- **DATA SECTION**
Start of Block

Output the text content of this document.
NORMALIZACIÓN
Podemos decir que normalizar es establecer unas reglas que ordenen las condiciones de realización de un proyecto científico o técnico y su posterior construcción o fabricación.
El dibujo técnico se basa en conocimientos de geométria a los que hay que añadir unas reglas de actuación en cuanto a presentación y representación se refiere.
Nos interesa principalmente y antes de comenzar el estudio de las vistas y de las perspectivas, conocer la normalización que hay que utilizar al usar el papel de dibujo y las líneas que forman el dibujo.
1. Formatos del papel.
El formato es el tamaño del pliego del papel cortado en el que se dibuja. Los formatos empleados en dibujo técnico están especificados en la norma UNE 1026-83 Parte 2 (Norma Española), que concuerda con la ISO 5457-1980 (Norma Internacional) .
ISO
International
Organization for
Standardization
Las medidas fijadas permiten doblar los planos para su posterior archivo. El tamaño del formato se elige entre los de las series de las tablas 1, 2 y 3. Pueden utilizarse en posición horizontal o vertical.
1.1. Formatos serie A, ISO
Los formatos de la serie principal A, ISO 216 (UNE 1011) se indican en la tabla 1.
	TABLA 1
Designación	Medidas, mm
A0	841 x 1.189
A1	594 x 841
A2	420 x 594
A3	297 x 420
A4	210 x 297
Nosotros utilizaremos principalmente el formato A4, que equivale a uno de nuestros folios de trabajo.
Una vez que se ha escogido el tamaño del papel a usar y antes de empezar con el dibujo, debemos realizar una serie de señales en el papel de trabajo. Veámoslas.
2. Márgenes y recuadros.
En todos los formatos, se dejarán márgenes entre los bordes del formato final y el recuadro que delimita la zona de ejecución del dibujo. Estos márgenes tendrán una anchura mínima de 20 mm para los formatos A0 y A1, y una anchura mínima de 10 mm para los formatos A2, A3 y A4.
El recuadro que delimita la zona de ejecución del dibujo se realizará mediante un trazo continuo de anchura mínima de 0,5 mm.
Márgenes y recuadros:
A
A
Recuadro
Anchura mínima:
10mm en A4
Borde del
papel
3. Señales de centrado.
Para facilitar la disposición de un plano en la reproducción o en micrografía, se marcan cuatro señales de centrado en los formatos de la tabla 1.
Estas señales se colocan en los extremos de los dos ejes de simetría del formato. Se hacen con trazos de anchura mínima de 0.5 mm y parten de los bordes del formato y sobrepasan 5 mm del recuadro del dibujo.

End of Block

- **TRY IT**
Among the lines above, count those containing "recuadros" and give only that count.

- **SOLUTION FOR THIS PROBLEM**
2